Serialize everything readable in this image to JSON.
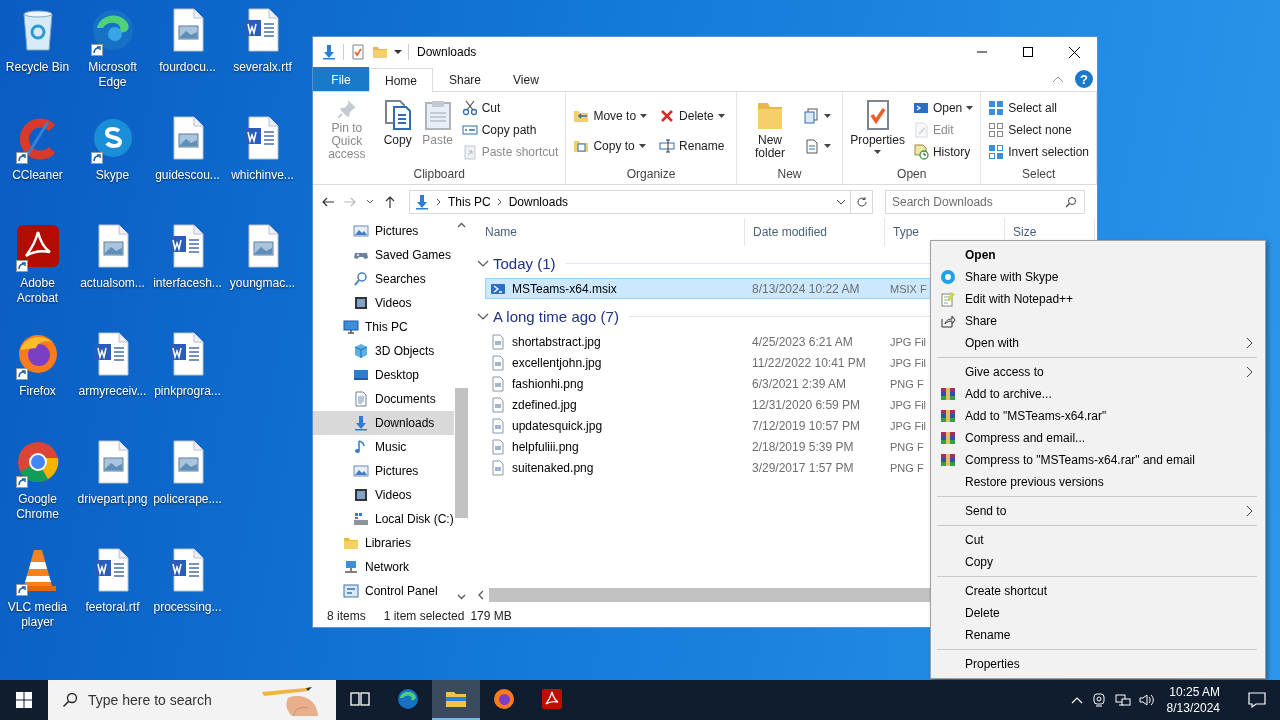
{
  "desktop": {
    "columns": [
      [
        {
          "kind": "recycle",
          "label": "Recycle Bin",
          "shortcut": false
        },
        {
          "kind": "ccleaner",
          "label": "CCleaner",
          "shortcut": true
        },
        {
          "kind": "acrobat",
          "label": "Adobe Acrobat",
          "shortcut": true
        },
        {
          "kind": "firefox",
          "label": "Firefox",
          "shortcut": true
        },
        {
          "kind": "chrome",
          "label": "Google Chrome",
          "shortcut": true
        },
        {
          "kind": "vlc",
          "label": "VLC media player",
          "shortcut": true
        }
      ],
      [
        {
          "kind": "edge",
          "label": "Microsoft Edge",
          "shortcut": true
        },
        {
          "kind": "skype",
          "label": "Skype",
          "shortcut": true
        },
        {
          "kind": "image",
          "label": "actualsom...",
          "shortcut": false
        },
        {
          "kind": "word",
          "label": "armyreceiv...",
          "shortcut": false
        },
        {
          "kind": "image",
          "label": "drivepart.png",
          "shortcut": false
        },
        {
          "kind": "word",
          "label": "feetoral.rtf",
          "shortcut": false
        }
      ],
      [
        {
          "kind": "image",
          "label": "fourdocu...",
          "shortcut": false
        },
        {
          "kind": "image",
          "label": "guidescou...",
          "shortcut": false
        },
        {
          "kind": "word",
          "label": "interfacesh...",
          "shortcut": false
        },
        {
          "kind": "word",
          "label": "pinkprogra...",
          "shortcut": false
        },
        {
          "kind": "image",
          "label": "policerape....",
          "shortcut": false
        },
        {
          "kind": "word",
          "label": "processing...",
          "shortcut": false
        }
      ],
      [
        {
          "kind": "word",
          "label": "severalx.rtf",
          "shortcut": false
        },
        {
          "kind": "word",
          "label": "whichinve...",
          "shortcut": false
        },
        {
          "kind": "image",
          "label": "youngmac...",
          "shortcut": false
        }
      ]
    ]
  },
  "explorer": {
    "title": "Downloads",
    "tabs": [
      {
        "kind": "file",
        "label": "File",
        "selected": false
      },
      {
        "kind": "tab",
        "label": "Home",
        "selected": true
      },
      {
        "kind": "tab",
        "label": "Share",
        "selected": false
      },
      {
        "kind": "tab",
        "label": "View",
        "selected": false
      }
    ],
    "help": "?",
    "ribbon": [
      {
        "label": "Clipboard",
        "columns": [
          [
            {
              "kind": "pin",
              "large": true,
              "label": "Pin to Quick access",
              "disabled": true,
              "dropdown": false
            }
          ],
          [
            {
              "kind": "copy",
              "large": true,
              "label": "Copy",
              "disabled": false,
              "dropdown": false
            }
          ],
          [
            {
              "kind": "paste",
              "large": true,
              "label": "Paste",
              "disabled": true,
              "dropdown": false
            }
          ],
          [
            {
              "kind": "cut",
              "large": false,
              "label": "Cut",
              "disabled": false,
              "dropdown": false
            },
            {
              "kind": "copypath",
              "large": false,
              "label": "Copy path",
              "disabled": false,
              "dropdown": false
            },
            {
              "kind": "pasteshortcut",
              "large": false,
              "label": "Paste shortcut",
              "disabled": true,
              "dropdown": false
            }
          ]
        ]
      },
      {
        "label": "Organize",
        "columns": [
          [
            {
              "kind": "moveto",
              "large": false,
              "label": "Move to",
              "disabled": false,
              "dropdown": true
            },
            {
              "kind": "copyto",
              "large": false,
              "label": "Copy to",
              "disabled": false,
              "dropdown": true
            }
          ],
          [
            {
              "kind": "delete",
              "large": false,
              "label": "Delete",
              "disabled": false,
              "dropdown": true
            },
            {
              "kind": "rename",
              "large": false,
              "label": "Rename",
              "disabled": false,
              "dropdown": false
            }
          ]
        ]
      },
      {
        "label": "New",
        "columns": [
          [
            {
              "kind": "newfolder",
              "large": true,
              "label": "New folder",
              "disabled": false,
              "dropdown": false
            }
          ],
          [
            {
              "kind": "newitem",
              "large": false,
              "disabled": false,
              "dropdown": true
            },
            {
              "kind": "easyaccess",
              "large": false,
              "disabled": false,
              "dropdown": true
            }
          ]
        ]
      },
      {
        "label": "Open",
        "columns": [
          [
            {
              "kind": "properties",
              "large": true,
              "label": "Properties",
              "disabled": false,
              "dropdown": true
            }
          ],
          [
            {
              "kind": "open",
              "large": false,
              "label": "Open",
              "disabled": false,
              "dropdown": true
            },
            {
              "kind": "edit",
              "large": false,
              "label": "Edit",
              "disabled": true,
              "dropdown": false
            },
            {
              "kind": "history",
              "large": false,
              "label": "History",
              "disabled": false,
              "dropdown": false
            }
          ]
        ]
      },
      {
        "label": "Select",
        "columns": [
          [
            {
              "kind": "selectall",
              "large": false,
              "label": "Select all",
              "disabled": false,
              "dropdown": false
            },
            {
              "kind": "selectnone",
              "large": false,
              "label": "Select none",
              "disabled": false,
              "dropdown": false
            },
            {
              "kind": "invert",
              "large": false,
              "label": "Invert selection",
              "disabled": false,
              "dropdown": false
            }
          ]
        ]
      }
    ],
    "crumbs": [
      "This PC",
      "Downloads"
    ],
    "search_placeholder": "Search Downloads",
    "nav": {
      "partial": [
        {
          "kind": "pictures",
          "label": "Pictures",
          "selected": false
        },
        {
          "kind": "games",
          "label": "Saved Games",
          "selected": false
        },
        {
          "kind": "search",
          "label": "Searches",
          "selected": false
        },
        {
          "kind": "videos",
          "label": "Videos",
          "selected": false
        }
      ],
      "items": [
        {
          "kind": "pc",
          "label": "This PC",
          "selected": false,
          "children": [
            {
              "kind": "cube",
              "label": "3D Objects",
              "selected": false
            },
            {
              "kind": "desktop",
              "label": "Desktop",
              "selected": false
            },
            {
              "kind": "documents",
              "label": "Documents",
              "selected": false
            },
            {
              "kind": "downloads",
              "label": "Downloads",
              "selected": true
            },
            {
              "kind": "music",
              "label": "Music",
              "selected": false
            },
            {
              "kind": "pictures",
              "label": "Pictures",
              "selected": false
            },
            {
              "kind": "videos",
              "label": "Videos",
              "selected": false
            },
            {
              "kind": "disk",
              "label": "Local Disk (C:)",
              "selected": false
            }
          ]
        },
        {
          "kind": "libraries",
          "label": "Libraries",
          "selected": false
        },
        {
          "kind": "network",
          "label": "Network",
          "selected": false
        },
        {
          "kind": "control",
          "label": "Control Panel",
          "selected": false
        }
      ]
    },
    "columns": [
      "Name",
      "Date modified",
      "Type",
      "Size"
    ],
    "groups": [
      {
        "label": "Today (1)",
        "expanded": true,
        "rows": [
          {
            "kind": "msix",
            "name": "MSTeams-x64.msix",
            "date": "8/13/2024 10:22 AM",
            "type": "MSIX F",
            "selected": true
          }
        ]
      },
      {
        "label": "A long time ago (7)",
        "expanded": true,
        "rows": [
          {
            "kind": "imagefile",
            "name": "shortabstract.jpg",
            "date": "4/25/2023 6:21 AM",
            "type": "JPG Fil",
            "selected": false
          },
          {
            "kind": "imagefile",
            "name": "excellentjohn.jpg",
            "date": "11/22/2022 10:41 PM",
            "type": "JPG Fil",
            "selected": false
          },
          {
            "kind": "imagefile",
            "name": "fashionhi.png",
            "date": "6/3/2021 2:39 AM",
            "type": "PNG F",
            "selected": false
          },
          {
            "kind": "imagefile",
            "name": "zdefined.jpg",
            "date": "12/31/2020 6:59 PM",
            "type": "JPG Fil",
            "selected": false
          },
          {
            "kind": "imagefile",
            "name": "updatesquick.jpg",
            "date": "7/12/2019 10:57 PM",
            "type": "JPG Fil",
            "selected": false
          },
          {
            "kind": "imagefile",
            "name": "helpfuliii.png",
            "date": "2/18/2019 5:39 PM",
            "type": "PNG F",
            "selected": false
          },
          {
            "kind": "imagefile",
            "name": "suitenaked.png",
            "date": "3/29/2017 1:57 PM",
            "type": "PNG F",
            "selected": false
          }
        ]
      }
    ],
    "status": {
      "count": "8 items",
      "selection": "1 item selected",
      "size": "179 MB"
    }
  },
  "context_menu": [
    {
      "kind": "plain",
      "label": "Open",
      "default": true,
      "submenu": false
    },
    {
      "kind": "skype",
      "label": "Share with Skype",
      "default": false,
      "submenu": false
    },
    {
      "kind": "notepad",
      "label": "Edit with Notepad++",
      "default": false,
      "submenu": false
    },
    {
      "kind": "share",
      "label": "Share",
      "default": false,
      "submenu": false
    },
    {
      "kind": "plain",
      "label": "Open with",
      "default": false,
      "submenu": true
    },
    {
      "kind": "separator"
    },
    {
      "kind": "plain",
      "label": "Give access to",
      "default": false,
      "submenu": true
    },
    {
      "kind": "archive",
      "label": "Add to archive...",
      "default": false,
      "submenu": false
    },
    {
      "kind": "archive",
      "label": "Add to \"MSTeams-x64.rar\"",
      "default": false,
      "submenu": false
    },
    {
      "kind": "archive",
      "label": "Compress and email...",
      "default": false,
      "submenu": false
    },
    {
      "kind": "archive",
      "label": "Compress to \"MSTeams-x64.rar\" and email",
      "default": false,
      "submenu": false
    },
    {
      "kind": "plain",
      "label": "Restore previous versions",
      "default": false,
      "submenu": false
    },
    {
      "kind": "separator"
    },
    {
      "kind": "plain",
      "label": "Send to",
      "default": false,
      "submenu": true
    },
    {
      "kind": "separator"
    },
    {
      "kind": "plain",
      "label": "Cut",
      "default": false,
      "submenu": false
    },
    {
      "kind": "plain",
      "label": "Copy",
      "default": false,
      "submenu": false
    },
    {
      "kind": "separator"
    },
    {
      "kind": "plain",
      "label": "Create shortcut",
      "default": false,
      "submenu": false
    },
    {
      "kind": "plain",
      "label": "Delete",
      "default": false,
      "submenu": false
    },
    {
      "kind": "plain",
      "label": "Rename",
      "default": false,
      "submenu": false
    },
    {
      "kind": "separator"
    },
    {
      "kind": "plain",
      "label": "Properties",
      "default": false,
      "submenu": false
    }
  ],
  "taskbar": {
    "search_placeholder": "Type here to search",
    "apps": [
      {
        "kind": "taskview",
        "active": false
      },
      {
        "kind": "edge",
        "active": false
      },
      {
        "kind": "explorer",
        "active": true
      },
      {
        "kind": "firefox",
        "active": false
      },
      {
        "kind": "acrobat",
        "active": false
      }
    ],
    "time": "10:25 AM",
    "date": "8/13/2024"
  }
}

::::::::

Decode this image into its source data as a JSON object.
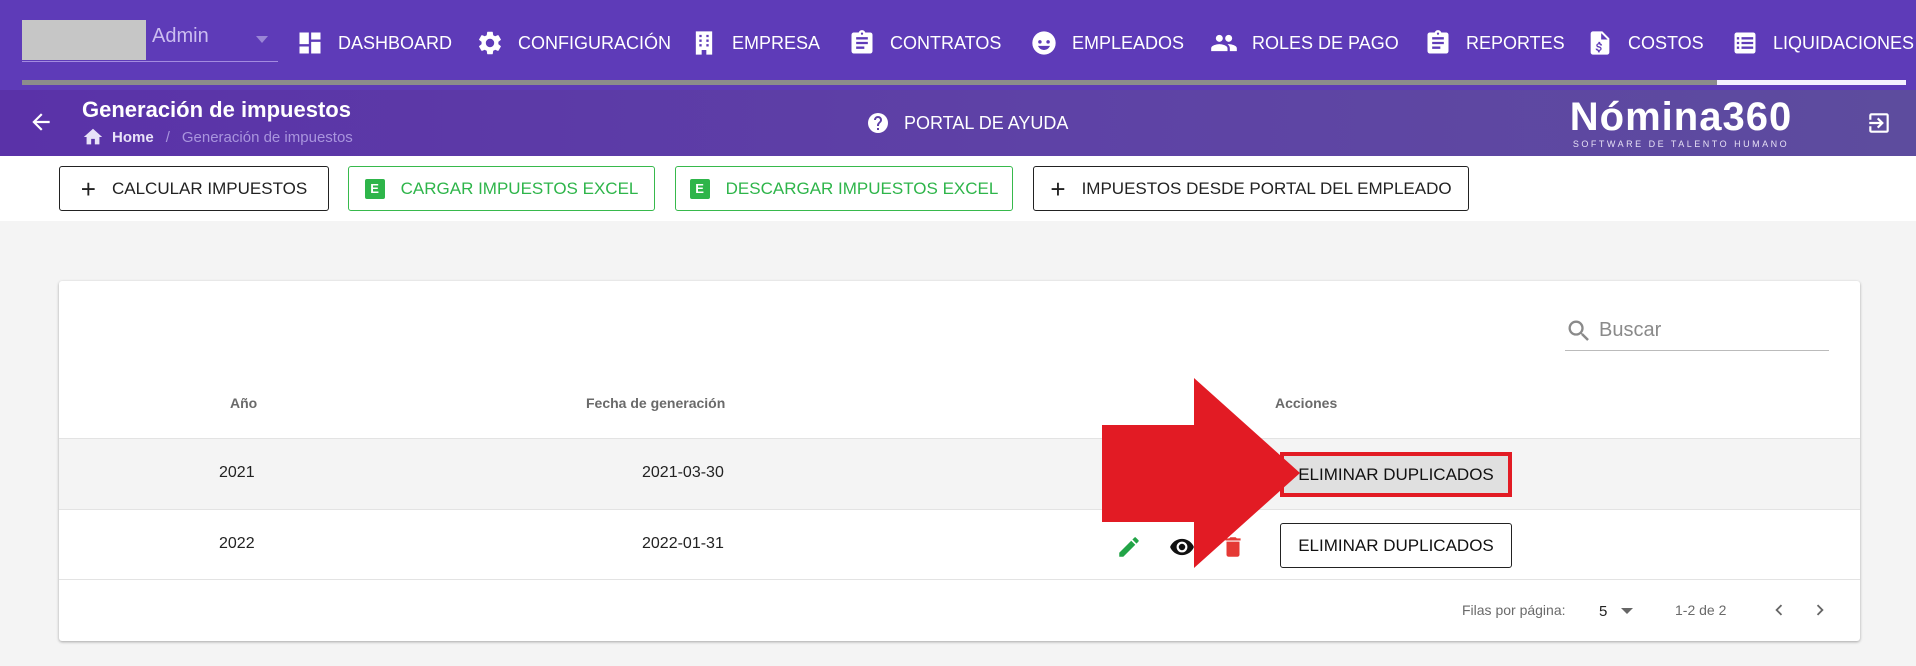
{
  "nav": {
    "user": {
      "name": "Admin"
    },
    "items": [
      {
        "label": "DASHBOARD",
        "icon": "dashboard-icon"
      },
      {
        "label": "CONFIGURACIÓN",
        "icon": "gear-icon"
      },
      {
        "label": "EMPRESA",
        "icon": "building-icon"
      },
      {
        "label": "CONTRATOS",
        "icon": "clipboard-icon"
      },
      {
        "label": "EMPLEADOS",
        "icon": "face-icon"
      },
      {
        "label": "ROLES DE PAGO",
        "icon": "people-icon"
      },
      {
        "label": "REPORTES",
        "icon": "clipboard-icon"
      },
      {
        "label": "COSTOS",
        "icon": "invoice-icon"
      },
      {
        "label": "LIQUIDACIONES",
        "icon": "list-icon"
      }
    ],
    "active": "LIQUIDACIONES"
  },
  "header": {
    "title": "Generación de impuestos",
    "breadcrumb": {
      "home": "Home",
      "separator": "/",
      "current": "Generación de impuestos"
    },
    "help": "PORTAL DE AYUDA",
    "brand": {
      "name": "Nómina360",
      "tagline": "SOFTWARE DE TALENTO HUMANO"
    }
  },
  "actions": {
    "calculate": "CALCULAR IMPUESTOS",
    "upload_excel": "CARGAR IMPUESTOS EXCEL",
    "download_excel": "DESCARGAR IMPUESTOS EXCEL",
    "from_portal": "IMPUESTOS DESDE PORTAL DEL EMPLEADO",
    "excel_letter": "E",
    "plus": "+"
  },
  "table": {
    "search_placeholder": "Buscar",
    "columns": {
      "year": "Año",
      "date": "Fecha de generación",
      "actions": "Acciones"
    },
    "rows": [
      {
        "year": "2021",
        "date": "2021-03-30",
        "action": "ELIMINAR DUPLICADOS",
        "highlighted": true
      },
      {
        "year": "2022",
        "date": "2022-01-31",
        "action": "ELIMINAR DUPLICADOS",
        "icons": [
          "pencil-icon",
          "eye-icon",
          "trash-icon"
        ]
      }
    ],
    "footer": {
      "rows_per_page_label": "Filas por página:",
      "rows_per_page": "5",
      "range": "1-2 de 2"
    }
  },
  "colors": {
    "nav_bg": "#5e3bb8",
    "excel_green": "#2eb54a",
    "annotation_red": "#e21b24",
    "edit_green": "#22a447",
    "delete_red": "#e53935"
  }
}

::::::::

**Job:** Lines containing the string "PORTAL" are to be selected and copied.

**Solution to the exercise:**
    "help": "PORTAL DE AYUDA",
    "from_portal": "IMPUESTOS DESDE PORTAL DEL EMPLEADO",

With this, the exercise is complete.